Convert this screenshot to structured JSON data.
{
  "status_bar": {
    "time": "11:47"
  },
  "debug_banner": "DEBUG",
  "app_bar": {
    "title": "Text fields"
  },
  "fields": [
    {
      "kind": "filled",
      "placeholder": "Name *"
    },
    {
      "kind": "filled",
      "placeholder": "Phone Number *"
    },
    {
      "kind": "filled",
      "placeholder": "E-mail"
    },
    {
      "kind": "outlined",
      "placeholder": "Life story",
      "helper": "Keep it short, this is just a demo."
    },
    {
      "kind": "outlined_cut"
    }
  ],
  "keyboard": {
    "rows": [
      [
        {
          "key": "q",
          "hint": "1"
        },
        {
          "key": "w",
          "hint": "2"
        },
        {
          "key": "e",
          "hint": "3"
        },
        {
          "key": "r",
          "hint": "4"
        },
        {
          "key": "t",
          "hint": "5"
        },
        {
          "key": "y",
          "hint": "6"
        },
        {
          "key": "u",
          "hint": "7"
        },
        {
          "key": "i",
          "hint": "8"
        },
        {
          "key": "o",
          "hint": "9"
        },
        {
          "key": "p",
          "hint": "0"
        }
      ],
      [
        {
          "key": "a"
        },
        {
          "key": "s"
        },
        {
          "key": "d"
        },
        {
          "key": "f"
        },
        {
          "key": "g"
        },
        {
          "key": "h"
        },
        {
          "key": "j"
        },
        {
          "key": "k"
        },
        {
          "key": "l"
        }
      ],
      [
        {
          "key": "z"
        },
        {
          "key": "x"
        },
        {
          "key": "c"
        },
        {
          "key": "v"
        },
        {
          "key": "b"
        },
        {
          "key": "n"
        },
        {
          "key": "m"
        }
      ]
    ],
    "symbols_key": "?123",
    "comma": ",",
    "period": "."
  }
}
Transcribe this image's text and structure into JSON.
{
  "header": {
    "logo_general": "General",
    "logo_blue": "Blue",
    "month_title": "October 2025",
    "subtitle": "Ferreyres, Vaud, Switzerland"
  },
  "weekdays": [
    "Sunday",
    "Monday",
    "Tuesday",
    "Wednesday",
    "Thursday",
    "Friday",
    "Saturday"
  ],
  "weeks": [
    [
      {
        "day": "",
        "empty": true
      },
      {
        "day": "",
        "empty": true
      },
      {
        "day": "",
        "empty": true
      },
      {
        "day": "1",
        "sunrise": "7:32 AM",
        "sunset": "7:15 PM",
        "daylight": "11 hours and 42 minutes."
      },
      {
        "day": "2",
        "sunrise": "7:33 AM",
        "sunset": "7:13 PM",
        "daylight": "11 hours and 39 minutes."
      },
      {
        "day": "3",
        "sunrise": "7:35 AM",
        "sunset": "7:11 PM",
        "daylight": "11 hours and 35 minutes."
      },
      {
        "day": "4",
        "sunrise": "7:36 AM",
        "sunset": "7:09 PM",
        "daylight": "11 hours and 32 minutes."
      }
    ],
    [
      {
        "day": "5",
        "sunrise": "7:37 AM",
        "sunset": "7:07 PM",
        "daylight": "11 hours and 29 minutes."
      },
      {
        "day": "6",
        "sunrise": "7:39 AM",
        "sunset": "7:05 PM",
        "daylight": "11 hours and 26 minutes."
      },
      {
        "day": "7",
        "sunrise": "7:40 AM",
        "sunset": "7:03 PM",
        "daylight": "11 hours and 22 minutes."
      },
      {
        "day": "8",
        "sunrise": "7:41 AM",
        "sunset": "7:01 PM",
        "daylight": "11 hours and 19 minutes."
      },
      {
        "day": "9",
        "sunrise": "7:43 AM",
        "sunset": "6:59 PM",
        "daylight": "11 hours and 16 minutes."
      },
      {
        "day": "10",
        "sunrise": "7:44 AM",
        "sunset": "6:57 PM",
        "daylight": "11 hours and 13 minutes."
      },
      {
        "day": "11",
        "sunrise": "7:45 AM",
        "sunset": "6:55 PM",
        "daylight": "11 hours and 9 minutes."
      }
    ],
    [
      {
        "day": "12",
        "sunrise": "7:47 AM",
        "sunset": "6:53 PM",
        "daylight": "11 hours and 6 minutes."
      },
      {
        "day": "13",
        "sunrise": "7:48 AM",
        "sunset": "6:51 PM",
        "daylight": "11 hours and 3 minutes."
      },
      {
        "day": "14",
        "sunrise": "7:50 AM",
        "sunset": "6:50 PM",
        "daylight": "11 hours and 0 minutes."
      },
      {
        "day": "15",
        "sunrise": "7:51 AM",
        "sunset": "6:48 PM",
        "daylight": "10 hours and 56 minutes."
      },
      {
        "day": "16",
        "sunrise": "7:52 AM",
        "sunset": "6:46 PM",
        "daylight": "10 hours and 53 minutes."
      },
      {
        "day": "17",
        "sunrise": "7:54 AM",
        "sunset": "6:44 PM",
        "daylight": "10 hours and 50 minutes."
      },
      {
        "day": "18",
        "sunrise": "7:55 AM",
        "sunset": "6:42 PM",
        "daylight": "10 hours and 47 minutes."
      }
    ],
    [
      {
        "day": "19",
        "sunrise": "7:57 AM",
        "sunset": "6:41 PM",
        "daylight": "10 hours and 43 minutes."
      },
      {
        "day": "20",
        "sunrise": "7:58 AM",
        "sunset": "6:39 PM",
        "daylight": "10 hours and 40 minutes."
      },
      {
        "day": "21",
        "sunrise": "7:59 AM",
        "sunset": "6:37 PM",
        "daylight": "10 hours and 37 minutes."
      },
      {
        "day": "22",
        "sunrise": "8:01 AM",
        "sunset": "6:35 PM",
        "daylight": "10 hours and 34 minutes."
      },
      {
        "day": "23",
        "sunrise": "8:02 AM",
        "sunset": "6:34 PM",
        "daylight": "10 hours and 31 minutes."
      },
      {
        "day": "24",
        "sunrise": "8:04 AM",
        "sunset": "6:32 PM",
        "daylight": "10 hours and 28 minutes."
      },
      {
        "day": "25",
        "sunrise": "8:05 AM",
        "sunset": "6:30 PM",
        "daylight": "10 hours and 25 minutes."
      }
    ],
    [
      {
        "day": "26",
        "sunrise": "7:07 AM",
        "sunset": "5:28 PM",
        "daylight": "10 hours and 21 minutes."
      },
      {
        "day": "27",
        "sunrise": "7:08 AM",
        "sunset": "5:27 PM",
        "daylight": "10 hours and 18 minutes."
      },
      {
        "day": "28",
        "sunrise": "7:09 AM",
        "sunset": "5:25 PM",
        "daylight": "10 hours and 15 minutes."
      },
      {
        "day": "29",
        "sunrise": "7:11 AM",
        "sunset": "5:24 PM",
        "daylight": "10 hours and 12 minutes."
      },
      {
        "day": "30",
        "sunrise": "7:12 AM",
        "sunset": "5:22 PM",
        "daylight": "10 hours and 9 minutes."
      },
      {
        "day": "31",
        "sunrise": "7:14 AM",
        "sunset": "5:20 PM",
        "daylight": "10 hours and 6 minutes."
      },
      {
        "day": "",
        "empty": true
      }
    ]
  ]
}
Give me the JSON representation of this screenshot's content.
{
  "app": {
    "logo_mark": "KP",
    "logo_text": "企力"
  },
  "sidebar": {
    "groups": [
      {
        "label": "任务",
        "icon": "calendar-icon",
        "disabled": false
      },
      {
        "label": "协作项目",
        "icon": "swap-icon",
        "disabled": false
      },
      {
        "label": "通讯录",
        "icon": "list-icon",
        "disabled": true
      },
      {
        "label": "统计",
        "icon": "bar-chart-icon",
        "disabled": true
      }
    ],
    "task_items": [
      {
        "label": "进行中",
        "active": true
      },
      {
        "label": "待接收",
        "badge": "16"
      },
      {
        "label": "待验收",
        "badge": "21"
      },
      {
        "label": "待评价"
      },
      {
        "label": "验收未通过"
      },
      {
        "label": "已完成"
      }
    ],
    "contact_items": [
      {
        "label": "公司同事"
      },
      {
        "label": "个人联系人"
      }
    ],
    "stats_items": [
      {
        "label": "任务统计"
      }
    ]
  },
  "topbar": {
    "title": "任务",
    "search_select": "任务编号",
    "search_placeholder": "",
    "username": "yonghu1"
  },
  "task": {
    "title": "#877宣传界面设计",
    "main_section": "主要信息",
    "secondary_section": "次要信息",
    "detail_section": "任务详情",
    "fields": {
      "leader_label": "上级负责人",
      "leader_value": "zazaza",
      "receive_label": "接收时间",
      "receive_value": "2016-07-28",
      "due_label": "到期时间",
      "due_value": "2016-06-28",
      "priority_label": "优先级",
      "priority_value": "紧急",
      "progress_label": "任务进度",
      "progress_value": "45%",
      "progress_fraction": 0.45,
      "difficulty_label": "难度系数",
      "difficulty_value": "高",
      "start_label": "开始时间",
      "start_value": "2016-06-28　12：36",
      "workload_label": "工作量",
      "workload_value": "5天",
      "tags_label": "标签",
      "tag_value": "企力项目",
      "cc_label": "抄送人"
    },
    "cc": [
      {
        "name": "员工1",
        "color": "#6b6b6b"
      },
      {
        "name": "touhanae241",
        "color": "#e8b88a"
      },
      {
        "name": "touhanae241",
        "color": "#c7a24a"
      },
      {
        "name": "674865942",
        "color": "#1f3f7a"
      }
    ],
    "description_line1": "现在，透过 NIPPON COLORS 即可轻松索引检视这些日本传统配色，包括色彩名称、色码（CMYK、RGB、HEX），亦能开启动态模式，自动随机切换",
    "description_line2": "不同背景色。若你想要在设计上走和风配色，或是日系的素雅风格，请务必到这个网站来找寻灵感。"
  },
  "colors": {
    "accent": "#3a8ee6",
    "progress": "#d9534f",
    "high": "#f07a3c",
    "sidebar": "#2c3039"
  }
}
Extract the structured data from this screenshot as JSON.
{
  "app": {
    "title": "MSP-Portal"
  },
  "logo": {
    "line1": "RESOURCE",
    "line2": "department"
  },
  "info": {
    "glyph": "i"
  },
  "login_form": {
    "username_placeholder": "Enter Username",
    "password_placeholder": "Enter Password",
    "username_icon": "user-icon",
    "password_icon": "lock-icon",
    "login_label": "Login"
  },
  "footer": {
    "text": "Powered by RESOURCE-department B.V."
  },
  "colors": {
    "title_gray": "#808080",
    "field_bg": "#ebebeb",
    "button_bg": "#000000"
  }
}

Description of the task -> Beginning at the line that holds "Extract the structured", reproduce each line of the records above down to and including the last one.

Result of this exercise ->
Extract the structured data from this screenshot as JSON.
{
  "app": {
    "title": "MSP-Portal"
  },
  "logo": {
    "line1": "RESOURCE",
    "line2": "department"
  },
  "info": {
    "glyph": "i"
  },
  "login_form": {
    "username_placeholder": "Enter Username",
    "password_placeholder": "Enter Password",
    "username_icon": "user-icon",
    "password_icon": "lock-icon",
    "login_label": "Login"
  },
  "footer": {
    "text": "Powered by RESOURCE-department B.V."
  },
  "colors": {
    "title_gray": "#808080",
    "field_bg": "#ebebeb",
    "button_bg": "#000000"
  }
}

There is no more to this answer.